▶ Task: In the records below, pick out all lines containing the word "average".
|---|
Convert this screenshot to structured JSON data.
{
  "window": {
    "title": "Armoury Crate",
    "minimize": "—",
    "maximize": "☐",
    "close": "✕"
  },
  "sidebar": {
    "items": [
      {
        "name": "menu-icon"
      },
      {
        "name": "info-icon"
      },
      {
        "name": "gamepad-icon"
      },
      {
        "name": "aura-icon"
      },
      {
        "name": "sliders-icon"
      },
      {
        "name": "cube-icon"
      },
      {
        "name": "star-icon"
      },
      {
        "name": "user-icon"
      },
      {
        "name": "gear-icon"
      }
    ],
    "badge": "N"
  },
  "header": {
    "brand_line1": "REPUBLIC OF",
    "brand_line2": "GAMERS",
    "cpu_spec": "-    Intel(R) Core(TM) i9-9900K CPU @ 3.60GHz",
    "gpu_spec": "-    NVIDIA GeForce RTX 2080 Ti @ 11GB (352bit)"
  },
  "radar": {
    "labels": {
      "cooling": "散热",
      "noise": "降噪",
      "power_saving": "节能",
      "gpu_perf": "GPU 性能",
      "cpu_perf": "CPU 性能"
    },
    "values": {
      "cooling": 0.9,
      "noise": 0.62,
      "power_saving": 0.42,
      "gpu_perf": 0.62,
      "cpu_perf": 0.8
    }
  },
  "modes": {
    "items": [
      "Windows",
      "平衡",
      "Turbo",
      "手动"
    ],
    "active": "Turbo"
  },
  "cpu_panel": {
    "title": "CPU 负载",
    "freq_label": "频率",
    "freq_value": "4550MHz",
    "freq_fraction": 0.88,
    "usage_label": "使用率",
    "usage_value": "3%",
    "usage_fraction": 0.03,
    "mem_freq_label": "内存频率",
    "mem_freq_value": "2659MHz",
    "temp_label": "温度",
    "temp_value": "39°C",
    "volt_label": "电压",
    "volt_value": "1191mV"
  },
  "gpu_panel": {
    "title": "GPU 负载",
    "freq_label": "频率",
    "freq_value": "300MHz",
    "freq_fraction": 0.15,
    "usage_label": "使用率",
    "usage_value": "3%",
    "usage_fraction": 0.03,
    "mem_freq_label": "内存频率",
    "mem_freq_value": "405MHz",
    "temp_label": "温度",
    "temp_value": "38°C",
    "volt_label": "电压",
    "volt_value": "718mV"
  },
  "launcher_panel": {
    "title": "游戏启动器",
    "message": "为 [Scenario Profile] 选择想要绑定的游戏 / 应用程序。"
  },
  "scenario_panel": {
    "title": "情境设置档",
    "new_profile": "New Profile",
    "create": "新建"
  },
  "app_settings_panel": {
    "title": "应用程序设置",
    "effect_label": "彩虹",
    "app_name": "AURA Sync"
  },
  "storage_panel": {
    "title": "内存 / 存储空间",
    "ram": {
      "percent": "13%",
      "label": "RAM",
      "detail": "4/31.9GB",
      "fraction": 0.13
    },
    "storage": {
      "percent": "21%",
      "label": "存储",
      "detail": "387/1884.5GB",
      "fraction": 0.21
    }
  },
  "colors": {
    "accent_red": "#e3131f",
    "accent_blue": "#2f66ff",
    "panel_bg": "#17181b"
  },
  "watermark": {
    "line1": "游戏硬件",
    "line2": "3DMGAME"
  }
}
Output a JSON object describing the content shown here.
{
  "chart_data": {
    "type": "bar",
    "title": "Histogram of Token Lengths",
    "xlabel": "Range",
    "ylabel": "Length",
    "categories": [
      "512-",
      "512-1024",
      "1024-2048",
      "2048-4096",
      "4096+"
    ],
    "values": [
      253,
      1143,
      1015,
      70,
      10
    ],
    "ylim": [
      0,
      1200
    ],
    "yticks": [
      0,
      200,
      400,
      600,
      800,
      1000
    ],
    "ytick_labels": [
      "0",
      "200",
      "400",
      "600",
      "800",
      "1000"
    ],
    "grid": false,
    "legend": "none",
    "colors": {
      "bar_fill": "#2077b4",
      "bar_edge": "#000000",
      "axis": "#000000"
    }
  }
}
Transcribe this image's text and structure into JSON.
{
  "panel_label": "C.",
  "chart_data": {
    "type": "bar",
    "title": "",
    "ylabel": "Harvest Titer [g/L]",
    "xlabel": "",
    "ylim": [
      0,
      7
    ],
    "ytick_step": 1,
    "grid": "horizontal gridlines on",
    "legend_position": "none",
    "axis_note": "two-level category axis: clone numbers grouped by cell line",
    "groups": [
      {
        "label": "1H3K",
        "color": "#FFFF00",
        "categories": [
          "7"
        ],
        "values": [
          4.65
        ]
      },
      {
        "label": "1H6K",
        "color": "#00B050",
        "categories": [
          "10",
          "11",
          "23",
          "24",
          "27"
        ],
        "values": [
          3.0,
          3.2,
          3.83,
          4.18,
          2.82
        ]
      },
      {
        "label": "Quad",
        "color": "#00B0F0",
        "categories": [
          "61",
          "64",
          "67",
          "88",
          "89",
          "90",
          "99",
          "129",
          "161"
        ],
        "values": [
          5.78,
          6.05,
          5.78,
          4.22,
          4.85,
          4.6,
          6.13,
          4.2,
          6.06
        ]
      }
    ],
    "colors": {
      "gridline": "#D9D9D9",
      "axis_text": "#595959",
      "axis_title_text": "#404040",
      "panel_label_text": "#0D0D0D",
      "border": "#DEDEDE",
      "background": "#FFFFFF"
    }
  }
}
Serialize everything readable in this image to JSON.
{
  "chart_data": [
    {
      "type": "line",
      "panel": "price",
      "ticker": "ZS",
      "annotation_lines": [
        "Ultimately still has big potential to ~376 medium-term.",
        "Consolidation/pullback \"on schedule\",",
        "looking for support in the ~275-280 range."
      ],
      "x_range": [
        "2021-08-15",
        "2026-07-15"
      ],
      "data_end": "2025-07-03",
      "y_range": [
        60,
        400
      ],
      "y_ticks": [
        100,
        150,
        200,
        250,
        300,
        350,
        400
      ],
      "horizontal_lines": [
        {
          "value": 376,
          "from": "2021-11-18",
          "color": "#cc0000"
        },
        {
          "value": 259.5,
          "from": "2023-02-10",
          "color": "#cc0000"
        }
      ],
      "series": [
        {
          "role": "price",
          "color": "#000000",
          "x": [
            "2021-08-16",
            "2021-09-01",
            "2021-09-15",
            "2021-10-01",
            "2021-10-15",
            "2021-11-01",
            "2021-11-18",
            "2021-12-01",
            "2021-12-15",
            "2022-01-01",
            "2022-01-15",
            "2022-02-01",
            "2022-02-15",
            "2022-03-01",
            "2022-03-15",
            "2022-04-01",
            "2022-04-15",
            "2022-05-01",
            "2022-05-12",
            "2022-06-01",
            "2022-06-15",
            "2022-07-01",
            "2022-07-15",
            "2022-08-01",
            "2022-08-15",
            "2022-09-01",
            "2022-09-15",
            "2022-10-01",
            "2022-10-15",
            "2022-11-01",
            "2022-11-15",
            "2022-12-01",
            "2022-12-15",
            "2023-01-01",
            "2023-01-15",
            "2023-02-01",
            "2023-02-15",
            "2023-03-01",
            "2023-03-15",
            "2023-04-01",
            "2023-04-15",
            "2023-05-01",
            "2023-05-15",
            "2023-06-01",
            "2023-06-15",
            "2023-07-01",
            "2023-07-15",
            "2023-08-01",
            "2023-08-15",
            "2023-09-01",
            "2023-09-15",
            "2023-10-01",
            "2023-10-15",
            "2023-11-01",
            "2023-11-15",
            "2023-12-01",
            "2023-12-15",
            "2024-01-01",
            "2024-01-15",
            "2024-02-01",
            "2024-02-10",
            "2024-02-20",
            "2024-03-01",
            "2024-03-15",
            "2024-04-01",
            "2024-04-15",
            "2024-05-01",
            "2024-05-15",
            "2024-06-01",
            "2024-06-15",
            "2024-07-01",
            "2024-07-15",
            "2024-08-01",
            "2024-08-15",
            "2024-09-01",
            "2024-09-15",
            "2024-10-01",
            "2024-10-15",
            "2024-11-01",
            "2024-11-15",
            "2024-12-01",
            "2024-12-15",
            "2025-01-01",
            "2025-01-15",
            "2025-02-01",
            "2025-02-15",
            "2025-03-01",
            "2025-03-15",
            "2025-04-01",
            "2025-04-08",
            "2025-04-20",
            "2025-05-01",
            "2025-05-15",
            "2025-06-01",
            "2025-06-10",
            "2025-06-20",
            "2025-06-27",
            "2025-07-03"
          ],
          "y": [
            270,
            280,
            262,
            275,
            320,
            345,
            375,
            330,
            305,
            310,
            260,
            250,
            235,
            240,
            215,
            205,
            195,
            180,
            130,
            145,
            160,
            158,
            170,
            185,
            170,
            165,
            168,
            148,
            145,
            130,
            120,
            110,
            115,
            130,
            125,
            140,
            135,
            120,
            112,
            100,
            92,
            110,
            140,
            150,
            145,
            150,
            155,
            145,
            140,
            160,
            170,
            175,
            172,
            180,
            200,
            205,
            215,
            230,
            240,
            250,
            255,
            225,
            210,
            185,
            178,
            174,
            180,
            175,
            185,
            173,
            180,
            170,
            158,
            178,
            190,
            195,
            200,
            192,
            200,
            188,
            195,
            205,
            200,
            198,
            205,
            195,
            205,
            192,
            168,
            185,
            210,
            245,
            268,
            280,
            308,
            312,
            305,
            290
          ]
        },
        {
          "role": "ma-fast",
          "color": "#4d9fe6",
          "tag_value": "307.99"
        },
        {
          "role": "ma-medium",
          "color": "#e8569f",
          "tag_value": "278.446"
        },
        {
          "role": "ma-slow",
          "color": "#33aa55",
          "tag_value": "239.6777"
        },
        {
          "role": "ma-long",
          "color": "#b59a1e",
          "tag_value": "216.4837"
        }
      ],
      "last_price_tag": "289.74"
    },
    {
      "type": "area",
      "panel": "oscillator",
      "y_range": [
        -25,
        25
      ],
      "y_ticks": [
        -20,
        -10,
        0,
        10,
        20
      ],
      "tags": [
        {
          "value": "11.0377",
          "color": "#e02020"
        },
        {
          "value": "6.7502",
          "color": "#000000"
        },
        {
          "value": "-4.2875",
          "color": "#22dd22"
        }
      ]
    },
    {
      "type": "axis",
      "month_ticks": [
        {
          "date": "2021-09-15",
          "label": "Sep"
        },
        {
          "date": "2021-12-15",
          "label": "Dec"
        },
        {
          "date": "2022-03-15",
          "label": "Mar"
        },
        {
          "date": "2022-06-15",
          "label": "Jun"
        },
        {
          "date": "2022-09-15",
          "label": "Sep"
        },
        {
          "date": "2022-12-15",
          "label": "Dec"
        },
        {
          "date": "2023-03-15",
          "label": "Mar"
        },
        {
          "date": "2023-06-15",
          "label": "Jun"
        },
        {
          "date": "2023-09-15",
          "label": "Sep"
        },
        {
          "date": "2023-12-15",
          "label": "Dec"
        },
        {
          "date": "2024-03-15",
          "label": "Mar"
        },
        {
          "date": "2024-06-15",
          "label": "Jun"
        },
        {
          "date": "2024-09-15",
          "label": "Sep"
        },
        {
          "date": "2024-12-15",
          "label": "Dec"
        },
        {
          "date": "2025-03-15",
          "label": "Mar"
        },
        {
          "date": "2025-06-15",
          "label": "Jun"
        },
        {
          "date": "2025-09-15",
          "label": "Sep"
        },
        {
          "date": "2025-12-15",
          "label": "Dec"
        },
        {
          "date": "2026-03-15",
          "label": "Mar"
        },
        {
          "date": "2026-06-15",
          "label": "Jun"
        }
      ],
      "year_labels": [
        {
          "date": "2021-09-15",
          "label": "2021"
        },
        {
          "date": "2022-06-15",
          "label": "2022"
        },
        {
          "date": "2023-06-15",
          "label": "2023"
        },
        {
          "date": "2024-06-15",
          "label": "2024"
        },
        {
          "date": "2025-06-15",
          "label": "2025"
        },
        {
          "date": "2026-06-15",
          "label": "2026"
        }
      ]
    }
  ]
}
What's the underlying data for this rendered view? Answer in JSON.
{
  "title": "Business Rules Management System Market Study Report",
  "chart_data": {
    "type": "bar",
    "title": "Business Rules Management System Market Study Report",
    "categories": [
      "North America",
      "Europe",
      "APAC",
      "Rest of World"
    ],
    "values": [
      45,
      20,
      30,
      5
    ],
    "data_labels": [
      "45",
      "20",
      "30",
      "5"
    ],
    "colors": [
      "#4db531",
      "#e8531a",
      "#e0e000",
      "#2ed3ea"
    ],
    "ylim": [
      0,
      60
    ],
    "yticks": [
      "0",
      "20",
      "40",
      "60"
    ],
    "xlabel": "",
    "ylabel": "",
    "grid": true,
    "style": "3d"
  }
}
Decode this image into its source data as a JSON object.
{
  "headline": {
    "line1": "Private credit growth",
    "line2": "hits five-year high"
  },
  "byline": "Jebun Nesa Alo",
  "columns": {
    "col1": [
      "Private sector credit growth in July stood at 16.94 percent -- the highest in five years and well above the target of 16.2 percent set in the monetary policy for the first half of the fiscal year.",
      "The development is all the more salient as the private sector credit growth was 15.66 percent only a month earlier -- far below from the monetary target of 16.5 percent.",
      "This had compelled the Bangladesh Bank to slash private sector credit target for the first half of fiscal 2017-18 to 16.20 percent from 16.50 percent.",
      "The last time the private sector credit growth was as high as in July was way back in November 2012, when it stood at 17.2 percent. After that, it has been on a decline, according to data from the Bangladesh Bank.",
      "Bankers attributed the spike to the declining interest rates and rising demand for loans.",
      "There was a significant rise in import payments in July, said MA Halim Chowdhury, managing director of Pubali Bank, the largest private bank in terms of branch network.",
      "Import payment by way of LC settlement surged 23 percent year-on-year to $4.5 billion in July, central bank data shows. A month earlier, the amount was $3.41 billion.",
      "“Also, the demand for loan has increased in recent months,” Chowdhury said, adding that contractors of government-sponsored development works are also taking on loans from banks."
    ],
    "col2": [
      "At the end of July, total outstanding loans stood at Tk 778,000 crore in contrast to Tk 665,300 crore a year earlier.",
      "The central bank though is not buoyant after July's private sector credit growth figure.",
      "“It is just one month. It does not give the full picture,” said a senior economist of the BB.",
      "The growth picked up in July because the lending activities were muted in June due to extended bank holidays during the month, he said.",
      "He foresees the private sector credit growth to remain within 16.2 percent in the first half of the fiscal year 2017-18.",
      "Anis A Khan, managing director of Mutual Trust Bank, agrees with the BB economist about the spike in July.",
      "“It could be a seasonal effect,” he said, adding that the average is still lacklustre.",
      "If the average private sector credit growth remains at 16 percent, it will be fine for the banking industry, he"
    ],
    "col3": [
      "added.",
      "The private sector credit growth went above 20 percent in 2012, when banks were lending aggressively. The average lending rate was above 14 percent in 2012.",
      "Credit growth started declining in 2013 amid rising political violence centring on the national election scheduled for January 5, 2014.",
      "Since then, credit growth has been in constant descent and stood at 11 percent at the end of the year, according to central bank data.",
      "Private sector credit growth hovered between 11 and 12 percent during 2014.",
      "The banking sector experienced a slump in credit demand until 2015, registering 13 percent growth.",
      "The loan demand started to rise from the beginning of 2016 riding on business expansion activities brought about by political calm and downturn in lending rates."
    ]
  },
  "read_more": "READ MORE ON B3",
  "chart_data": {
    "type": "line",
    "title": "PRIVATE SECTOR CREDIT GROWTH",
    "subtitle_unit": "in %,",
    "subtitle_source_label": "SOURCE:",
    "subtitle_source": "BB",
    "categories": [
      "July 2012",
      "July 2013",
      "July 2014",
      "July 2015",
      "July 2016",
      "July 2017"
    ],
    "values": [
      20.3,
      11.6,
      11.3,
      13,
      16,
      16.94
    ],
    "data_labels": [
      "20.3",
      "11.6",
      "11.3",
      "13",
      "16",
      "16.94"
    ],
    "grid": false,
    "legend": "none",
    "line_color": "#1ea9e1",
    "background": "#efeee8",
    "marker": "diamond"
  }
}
|---|
▶ Reply:
      "“It could be a seasonal effect,” he said, adding that the average is still lacklustre.",
      "If the average private sector credit growth remains at 16 percent, it will be fine for the banking industry, he"
      "The private sector credit growth went above 20 percent in 2012, when banks were lending aggressively. The average lending rate was above 14 percent in 2012.",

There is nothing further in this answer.